▶ Exercise instructions: Skip the pictures and repeat each line of the data exactly.

=== Record extracts ===

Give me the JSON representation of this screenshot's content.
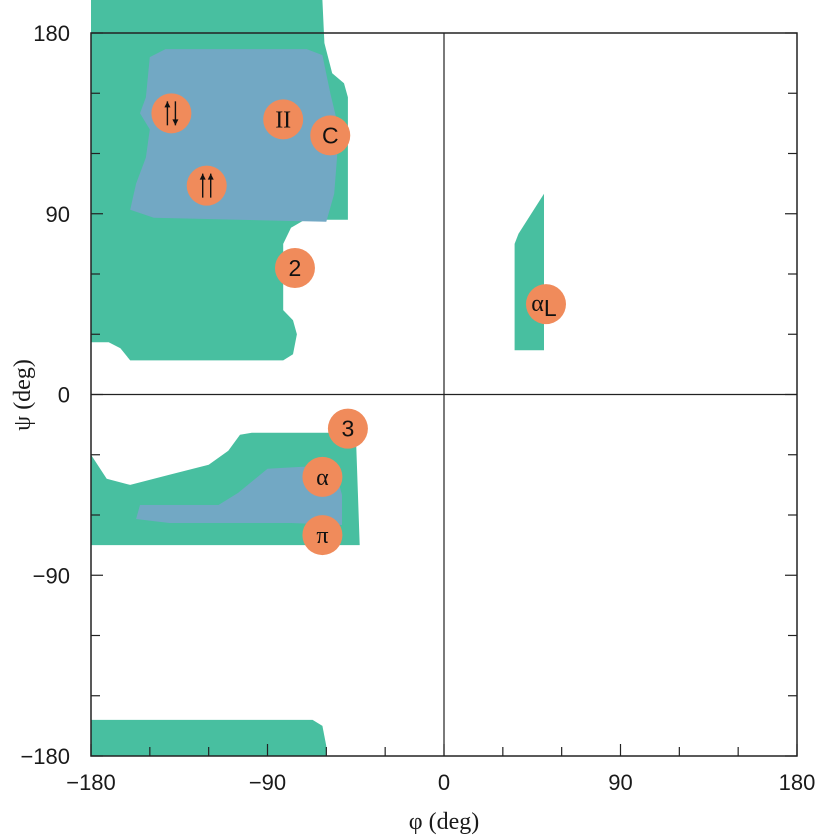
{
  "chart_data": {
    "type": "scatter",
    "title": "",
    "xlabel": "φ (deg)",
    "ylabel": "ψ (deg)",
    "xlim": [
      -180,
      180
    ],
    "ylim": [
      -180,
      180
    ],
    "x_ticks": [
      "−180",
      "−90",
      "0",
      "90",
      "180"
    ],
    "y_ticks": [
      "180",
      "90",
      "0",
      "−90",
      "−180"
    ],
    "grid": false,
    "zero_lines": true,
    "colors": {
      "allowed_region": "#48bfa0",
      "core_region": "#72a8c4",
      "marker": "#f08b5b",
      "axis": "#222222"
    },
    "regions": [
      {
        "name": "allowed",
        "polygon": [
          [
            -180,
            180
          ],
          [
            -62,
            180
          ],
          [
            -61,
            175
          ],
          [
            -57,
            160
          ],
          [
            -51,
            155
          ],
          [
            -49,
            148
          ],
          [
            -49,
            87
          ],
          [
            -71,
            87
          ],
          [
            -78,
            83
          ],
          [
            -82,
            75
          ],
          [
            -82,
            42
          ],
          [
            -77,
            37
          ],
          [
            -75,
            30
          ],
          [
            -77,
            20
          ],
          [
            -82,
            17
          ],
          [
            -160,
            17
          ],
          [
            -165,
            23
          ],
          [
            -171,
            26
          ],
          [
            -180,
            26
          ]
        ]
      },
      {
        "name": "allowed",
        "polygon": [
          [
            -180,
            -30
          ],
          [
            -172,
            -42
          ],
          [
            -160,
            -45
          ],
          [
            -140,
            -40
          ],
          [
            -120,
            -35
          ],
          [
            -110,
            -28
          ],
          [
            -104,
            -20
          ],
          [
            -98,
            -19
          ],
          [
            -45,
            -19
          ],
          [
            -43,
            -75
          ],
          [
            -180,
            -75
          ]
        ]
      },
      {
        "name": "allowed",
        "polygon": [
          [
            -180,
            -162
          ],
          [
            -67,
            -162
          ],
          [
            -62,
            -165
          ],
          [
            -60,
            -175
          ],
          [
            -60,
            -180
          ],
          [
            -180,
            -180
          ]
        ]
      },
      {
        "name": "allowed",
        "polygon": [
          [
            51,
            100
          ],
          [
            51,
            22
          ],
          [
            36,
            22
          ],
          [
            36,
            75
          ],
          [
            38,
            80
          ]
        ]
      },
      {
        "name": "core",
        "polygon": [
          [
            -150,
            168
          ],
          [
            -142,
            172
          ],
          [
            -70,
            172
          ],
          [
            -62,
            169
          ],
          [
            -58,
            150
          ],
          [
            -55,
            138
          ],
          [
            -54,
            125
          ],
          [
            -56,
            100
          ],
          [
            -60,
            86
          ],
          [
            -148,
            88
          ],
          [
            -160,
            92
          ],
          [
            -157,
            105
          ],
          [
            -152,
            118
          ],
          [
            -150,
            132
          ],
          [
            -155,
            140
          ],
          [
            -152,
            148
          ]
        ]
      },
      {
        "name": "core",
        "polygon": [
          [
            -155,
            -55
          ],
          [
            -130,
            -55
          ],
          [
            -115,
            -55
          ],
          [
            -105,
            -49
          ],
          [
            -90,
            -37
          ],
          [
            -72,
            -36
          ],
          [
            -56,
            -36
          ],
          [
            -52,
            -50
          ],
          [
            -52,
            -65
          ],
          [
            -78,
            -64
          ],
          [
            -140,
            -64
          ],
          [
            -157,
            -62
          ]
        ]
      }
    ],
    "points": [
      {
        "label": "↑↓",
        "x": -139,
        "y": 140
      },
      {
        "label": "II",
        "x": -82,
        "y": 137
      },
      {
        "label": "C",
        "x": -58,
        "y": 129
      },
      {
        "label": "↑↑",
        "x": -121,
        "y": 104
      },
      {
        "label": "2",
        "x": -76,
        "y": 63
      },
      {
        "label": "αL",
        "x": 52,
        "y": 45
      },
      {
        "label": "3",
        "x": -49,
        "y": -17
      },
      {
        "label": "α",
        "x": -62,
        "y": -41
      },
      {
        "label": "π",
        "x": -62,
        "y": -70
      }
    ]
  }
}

===

▶ Final result:
Give me the JSON representation of this screenshot's content.
{
  "chart_data": {
    "type": "scatter",
    "title": "",
    "xlabel": "φ (deg)",
    "ylabel": "ψ (deg)",
    "xlim": [
      -180,
      180
    ],
    "ylim": [
      -180,
      180
    ],
    "x_ticks": [
      "−180",
      "−90",
      "0",
      "90",
      "180"
    ],
    "y_ticks": [
      "180",
      "90",
      "0",
      "−90",
      "−180"
    ],
    "grid": false,
    "zero_lines": true,
    "colors": {
      "allowed_region": "#48bfa0",
      "core_region": "#72a8c4",
      "marker": "#f08b5b",
      "axis": "#222222"
    },
    "regions": [
      {
        "name": "allowed",
        "polygon": [
          [
            -180,
            180
          ],
          [
            -62,
            180
          ],
          [
            -61,
            175
          ],
          [
            -57,
            160
          ],
          [
            -51,
            155
          ],
          [
            -49,
            148
          ],
          [
            -49,
            87
          ],
          [
            -71,
            87
          ],
          [
            -78,
            83
          ],
          [
            -82,
            75
          ],
          [
            -82,
            42
          ],
          [
            -77,
            37
          ],
          [
            -75,
            30
          ],
          [
            -77,
            20
          ],
          [
            -82,
            17
          ],
          [
            -160,
            17
          ],
          [
            -165,
            23
          ],
          [
            -171,
            26
          ],
          [
            -180,
            26
          ]
        ]
      },
      {
        "name": "allowed",
        "polygon": [
          [
            -180,
            -30
          ],
          [
            -172,
            -42
          ],
          [
            -160,
            -45
          ],
          [
            -140,
            -40
          ],
          [
            -120,
            -35
          ],
          [
            -110,
            -28
          ],
          [
            -104,
            -20
          ],
          [
            -98,
            -19
          ],
          [
            -45,
            -19
          ],
          [
            -43,
            -75
          ],
          [
            -180,
            -75
          ]
        ]
      },
      {
        "name": "allowed",
        "polygon": [
          [
            -180,
            -162
          ],
          [
            -67,
            -162
          ],
          [
            -62,
            -165
          ],
          [
            -60,
            -175
          ],
          [
            -60,
            -180
          ],
          [
            -180,
            -180
          ]
        ]
      },
      {
        "name": "allowed",
        "polygon": [
          [
            51,
            100
          ],
          [
            51,
            22
          ],
          [
            36,
            22
          ],
          [
            36,
            75
          ],
          [
            38,
            80
          ]
        ]
      },
      {
        "name": "core",
        "polygon": [
          [
            -150,
            168
          ],
          [
            -142,
            172
          ],
          [
            -70,
            172
          ],
          [
            -62,
            169
          ],
          [
            -58,
            150
          ],
          [
            -55,
            138
          ],
          [
            -54,
            125
          ],
          [
            -56,
            100
          ],
          [
            -60,
            86
          ],
          [
            -148,
            88
          ],
          [
            -160,
            92
          ],
          [
            -157,
            105
          ],
          [
            -152,
            118
          ],
          [
            -150,
            132
          ],
          [
            -155,
            140
          ],
          [
            -152,
            148
          ]
        ]
      },
      {
        "name": "core",
        "polygon": [
          [
            -155,
            -55
          ],
          [
            -130,
            -55
          ],
          [
            -115,
            -55
          ],
          [
            -105,
            -49
          ],
          [
            -90,
            -37
          ],
          [
            -72,
            -36
          ],
          [
            -56,
            -36
          ],
          [
            -52,
            -50
          ],
          [
            -52,
            -65
          ],
          [
            -78,
            -64
          ],
          [
            -140,
            -64
          ],
          [
            -157,
            -62
          ]
        ]
      }
    ],
    "points": [
      {
        "label": "↑↓",
        "x": -139,
        "y": 140
      },
      {
        "label": "II",
        "x": -82,
        "y": 137
      },
      {
        "label": "C",
        "x": -58,
        "y": 129
      },
      {
        "label": "↑↑",
        "x": -121,
        "y": 104
      },
      {
        "label": "2",
        "x": -76,
        "y": 63
      },
      {
        "label": "αL",
        "x": 52,
        "y": 45
      },
      {
        "label": "3",
        "x": -49,
        "y": -17
      },
      {
        "label": "α",
        "x": -62,
        "y": -41
      },
      {
        "label": "π",
        "x": -62,
        "y": -70
      }
    ]
  }
}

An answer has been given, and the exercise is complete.